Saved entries
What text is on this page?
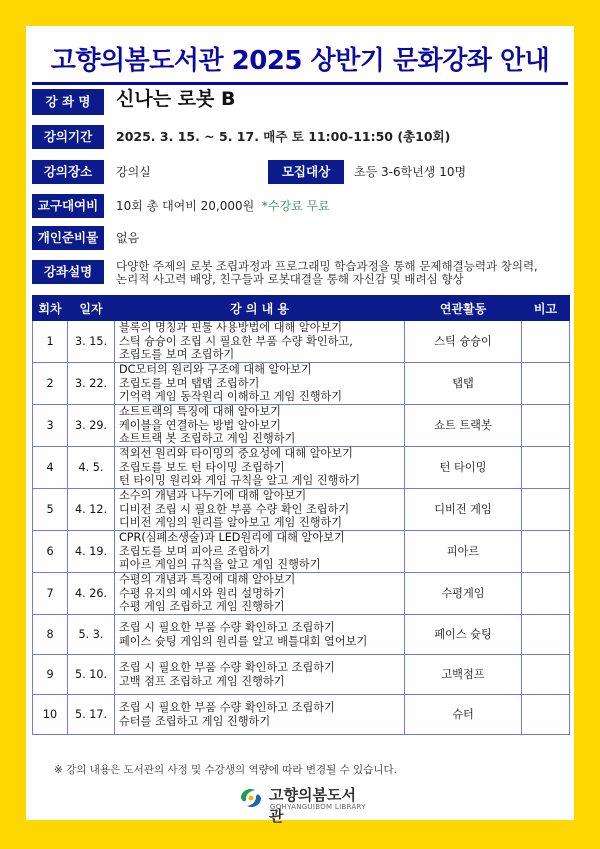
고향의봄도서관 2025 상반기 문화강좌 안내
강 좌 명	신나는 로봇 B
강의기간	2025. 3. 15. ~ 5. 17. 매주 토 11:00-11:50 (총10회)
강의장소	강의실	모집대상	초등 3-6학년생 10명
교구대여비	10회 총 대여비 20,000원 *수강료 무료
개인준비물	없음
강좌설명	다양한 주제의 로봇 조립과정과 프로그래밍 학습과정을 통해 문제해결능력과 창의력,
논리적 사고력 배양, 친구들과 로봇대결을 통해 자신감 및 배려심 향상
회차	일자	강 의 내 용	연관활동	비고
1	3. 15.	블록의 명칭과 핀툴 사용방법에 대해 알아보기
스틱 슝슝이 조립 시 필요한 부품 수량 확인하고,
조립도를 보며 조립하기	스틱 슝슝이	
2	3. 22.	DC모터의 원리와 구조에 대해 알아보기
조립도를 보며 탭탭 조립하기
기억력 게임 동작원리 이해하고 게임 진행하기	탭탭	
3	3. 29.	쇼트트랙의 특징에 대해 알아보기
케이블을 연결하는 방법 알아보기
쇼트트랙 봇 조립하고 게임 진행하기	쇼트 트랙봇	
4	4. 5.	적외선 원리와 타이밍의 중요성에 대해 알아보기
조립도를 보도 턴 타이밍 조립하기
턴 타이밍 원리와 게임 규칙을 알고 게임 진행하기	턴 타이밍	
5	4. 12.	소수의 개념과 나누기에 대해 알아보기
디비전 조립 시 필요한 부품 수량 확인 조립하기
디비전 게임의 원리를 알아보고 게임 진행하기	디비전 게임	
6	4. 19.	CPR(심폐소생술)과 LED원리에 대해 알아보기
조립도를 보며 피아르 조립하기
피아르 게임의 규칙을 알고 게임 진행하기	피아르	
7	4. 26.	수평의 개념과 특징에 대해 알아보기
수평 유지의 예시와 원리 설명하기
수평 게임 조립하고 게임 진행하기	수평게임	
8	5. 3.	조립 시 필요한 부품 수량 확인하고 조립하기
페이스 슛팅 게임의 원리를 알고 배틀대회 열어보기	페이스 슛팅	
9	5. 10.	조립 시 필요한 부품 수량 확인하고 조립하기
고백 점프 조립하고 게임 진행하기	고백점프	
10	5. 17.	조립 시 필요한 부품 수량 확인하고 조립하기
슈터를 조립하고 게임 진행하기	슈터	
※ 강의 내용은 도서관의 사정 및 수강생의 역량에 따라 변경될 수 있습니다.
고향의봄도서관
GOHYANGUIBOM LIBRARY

==

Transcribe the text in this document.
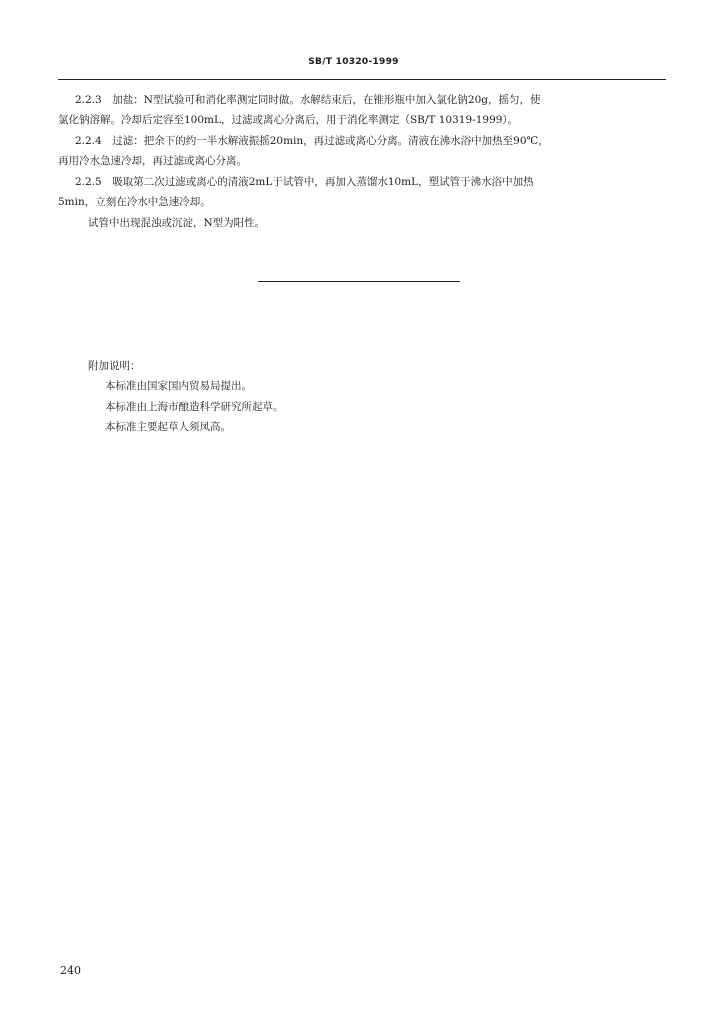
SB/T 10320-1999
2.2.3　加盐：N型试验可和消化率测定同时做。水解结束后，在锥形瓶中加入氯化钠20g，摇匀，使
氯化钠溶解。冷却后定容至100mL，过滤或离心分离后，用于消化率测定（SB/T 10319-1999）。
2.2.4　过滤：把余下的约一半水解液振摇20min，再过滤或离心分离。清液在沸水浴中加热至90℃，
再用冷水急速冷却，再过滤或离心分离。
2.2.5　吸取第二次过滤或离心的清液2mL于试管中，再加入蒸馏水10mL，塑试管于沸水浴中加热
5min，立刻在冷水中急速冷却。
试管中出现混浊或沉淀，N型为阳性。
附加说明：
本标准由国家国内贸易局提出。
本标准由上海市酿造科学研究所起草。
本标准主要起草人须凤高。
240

==

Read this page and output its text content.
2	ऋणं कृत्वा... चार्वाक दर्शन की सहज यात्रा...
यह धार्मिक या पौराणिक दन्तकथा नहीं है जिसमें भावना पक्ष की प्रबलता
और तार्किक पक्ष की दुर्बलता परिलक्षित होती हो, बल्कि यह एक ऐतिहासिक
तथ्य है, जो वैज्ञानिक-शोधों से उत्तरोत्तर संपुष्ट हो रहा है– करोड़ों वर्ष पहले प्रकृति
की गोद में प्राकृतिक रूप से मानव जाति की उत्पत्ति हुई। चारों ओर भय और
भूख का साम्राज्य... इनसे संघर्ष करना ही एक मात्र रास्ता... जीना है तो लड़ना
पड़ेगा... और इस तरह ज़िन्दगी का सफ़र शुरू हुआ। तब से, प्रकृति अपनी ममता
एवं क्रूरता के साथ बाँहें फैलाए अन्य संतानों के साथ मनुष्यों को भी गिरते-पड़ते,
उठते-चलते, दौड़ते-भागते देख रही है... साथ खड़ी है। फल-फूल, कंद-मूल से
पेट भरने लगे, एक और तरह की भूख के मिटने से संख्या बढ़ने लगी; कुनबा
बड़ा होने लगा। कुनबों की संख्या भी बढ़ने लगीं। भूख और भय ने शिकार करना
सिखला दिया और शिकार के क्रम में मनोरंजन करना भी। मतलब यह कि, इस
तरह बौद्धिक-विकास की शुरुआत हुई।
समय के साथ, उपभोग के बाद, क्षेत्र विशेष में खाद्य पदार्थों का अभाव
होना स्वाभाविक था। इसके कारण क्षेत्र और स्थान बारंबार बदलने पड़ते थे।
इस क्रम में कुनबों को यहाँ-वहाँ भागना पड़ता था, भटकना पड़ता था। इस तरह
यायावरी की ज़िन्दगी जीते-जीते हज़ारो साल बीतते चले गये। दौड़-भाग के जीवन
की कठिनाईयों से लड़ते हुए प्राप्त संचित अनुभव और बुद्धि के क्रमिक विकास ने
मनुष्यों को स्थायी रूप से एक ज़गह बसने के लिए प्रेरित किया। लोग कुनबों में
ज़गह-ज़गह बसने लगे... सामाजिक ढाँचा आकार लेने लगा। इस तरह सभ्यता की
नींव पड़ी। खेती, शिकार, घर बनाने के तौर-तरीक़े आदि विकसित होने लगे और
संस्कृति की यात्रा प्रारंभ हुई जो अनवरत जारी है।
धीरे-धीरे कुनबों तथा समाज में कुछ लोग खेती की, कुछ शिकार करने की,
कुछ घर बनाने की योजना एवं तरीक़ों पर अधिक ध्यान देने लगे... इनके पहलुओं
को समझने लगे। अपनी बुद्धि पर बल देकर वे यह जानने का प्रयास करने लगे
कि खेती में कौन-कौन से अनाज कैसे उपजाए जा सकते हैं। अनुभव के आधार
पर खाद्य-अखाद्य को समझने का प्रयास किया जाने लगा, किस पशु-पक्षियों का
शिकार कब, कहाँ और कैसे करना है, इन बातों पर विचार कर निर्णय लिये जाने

## Request:
Scan the listing above. Collect all lines with the word "再过滤或离心分离".

## Full response:
2.2.4　过滤：把余下的约一半水解液振摇20min，再过滤或离心分离。清液在沸水浴中加热至90℃，
再用冷水急速冷却，再过滤或离心分离。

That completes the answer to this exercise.